§ Stated task: Transcribe each line exactly.

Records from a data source
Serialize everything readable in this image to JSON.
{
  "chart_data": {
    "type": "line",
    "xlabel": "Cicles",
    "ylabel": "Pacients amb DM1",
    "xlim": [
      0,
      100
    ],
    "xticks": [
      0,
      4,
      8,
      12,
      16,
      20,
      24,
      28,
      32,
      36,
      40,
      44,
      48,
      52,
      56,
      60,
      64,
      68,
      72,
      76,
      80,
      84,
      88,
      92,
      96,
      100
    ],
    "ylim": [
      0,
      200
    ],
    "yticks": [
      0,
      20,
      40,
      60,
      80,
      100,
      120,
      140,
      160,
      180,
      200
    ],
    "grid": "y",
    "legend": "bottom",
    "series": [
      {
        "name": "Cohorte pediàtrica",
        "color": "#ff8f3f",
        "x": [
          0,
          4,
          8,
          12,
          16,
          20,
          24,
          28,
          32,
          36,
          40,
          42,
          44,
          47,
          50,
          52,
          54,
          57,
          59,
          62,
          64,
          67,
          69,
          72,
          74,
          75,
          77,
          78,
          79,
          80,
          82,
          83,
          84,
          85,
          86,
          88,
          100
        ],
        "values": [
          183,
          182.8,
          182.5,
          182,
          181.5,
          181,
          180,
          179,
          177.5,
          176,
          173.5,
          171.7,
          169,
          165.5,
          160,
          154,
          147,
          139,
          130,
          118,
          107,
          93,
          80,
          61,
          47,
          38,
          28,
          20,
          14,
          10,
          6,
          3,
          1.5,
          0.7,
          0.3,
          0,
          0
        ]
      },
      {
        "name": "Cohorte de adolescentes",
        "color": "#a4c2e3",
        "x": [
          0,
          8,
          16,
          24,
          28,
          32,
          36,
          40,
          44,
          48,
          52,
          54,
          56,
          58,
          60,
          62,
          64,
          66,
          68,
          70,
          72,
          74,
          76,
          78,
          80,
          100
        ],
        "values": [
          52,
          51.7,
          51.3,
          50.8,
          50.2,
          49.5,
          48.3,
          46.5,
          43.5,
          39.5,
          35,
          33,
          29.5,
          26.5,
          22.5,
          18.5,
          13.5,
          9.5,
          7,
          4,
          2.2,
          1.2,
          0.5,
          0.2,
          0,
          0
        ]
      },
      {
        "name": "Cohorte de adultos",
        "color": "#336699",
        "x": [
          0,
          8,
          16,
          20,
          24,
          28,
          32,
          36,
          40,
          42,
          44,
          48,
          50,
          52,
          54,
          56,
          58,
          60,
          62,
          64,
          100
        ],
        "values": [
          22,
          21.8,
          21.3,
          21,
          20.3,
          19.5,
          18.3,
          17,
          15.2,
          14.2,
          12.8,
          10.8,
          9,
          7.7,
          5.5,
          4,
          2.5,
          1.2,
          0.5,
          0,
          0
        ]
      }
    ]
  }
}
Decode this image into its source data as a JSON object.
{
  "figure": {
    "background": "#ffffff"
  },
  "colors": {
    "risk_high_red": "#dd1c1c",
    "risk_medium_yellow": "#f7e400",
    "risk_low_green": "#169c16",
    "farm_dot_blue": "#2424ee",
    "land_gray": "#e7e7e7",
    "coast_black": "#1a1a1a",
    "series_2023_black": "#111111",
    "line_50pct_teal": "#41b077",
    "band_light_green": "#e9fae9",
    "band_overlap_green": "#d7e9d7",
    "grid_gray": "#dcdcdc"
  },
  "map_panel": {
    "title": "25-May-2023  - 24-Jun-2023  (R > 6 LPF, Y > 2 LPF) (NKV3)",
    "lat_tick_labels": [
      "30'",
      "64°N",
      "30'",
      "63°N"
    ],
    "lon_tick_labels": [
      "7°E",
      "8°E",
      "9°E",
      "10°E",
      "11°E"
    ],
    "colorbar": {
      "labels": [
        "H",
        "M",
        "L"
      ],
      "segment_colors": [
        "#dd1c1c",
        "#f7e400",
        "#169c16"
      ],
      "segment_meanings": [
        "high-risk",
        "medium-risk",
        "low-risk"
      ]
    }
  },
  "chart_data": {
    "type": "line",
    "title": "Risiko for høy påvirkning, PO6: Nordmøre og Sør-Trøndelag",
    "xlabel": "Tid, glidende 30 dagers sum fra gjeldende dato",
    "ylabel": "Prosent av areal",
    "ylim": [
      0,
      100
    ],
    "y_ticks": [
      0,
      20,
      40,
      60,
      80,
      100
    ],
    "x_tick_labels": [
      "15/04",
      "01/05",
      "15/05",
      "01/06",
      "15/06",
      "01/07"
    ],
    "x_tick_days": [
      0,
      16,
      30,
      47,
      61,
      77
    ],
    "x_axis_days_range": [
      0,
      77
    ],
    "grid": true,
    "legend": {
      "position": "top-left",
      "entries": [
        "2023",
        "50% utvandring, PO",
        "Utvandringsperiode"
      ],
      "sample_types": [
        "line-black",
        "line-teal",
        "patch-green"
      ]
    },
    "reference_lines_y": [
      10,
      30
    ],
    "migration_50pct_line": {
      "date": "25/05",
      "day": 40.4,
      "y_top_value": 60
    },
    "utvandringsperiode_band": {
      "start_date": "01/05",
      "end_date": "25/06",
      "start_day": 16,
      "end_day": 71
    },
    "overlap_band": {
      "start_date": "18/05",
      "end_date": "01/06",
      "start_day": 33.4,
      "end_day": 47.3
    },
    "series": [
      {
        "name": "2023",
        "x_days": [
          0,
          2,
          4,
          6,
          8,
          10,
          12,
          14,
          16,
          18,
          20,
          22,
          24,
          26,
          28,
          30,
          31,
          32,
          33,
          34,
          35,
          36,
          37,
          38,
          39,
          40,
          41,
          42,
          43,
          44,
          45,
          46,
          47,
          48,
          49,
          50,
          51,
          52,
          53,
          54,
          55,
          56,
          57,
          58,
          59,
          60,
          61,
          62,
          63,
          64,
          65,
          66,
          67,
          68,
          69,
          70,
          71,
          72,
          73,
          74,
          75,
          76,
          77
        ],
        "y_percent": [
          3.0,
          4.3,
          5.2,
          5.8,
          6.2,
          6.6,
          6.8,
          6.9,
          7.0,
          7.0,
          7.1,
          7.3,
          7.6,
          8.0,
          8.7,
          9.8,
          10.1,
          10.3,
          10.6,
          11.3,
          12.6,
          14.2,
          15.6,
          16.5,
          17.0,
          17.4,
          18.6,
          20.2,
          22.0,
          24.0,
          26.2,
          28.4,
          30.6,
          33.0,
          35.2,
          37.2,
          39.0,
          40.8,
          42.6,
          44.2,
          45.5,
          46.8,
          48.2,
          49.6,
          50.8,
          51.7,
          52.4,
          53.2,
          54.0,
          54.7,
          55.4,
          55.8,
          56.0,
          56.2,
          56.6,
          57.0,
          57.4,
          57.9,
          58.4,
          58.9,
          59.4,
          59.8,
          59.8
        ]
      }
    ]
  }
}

§ Written response:
Serialize everything readable in this image to JSON.
{
  "chart_data": {
    "type": "line",
    "xlabel": "Cicles",
    "ylabel": "Pacients amb DM1",
    "xlim": [
      0,
      100
    ],
    "xticks": [
      0,
      4,
      8,
      12,
      16,
      20,
      24,
      28,
      32,
      36,
      40,
      44,
      48,
      52,
      56,
      60,
      64,
      68,
      72,
      76,
      80,
      84,
      88,
      92,
      96,
      100
    ],
    "ylim": [
      0,
      200
    ],
    "yticks": [
      0,
      20,
      40,
      60,
      80,
      100,
      120,
      140,
      160,
      180,
      200
    ],
    "grid": "y",
    "legend": "bottom",
    "series": [
      {
        "name": "Cohorte pediàtrica",
        "color": "#ff8f3f",
        "x": [
          0,
          4,
          8,
          12,
          16,
          20,
          24,
          28,
          32,
          36,
          40,
          42,
          44,
          47,
          50,
          52,
          54,
          57,
          59,
          62,
          64,
          67,
          69,
          72,
          74,
          75,
          77,
          78,
          79,
          80,
          82,
          83,
          84,
          85,
          86,
          88,
          100
        ],
        "values": [
          183,
          182.8,
          182.5,
          182,
          181.5,
          181,
          180,
          179,
          177.5,
          176,
          173.5,
          171.7,
          169,
          165.5,
          160,
          154,
          147,
          139,
          130,
          118,
          107,
          93,
          80,
          61,
          47,
          38,
          28,
          20,
          14,
          10,
          6,
          3,
          1.5,
          0.7,
          0.3,
          0,
          0
        ]
      },
      {
        "name": "Cohorte de adolescentes",
        "color": "#a4c2e3",
        "x": [
          0,
          8,
          16,
          24,
          28,
          32,
          36,
          40,
          44,
          48,
          52,
          54,
          56,
          58,
          60,
          62,
          64,
          66,
          68,
          70,
          72,
          74,
          76,
          78,
          80,
          100
        ],
        "values": [
          52,
          51.7,
          51.3,
          50.8,
          50.2,
          49.5,
          48.3,
          46.5,
          43.5,
          39.5,
          35,
          33,
          29.5,
          26.5,
          22.5,
          18.5,
          13.5,
          9.5,
          7,
          4,
          2.2,
          1.2,
          0.5,
          0.2,
          0,
          0
        ]
      },
      {
        "name": "Cohorte de adultos",
        "color": "#336699",
        "x": [
          0,
          8,
          16,
          20,
          24,
          28,
          32,
          36,
          40,
          42,
          44,
          48,
          50,
          52,
          54,
          56,
          58,
          60,
          62,
          64,
          100
        ],
        "values": [
          22,
          21.8,
          21.3,
          21,
          20.3,
          19.5,
          18.3,
          17,
          15.2,
          14.2,
          12.8,
          10.8,
          9,
          7.7,
          5.5,
          4,
          2.5,
          1.2,
          0.5,
          0,
          0
        ]
      }
    ]
  }
}
Decode this image into its source data as a JSON object.
{
  "figure": {
    "background": "#ffffff"
  },
  "colors": {
    "risk_high_red": "#dd1c1c",
    "risk_medium_yellow": "#f7e400",
    "risk_low_green": "#169c16",
    "farm_dot_blue": "#2424ee",
    "land_gray": "#e7e7e7",
    "coast_black": "#1a1a1a",
    "series_2023_black": "#111111",
    "line_50pct_teal": "#41b077",
    "band_light_green": "#e9fae9",
    "band_overlap_green": "#d7e9d7",
    "grid_gray": "#dcdcdc"
  },
  "map_panel": {
    "title": "25-May-2023  - 24-Jun-2023  (R > 6 LPF, Y > 2 LPF) (NKV3)",
    "lat_tick_labels": [
      "30'",
      "64°N",
      "30'",
      "63°N"
    ],
    "lon_tick_labels": [
      "7°E",
      "8°E",
      "9°E",
      "10°E",
      "11°E"
    ],
    "colorbar": {
      "labels": [
        "H",
        "M",
        "L"
      ],
      "segment_colors": [
        "#dd1c1c",
        "#f7e400",
        "#169c16"
      ],
      "segment_meanings": [
        "high-risk",
        "medium-risk",
        "low-risk"
      ]
    }
  },
  "chart_data": {
    "type": "line",
    "title": "Risiko for høy påvirkning, PO6: Nordmøre og Sør-Trøndelag",
    "xlabel": "Tid, glidende 30 dagers sum fra gjeldende dato",
    "ylabel": "Prosent av areal",
    "ylim": [
      0,
      100
    ],
    "y_ticks": [
      0,
      20,
      40,
      60,
      80,
      100
    ],
    "x_tick_labels": [
      "15/04",
      "01/05",
      "15/05",
      "01/06",
      "15/06",
      "01/07"
    ],
    "x_tick_days": [
      0,
      16,
      30,
      47,
      61,
      77
    ],
    "x_axis_days_range": [
      0,
      77
    ],
    "grid": true,
    "legend": {
      "position": "top-left",
      "entries": [
        "2023",
        "50% utvandring, PO",
        "Utvandringsperiode"
      ],
      "sample_types": [
        "line-black",
        "line-teal",
        "patch-green"
      ]
    },
    "reference_lines_y": [
      10,
      30
    ],
    "migration_50pct_line": {
      "date": "25/05",
      "day": 40.4,
      "y_top_value": 60
    },
    "utvandringsperiode_band": {
      "start_date": "01/05",
      "end_date": "25/06",
      "start_day": 16,
      "end_day": 71
    },
    "overlap_band": {
      "start_date": "18/05",
      "end_date": "01/06",
      "start_day": 33.4,
      "end_day": 47.3
    },
    "series": [
      {
        "name": "2023",
        "x_days": [
          0,
          2,
          4,
          6,
          8,
          10,
          12,
          14,
          16,
          18,
          20,
          22,
          24,
          26,
          28,
          30,
          31,
          32,
          33,
          34,
          35,
          36,
          37,
          38,
          39,
          40,
          41,
          42,
          43,
          44,
          45,
          46,
          47,
          48,
          49,
          50,
          51,
          52,
          53,
          54,
          55,
          56,
          57,
          58,
          59,
          60,
          61,
          62,
          63,
          64,
          65,
          66,
          67,
          68,
          69,
          70,
          71,
          72,
          73,
          74,
          75,
          76,
          77
        ],
        "y_percent": [
          3.0,
          4.3,
          5.2,
          5.8,
          6.2,
          6.6,
          6.8,
          6.9,
          7.0,
          7.0,
          7.1,
          7.3,
          7.6,
          8.0,
          8.7,
          9.8,
          10.1,
          10.3,
          10.6,
          11.3,
          12.6,
          14.2,
          15.6,
          16.5,
          17.0,
          17.4,
          18.6,
          20.2,
          22.0,
          24.0,
          26.2,
          28.4,
          30.6,
          33.0,
          35.2,
          37.2,
          39.0,
          40.8,
          42.6,
          44.2,
          45.5,
          46.8,
          48.2,
          49.6,
          50.8,
          51.7,
          52.4,
          53.2,
          54.0,
          54.7,
          55.4,
          55.8,
          56.0,
          56.2,
          56.6,
          57.0,
          57.4,
          57.9,
          58.4,
          58.9,
          59.4,
          59.8,
          59.8
        ]
      }
    ]
  }
}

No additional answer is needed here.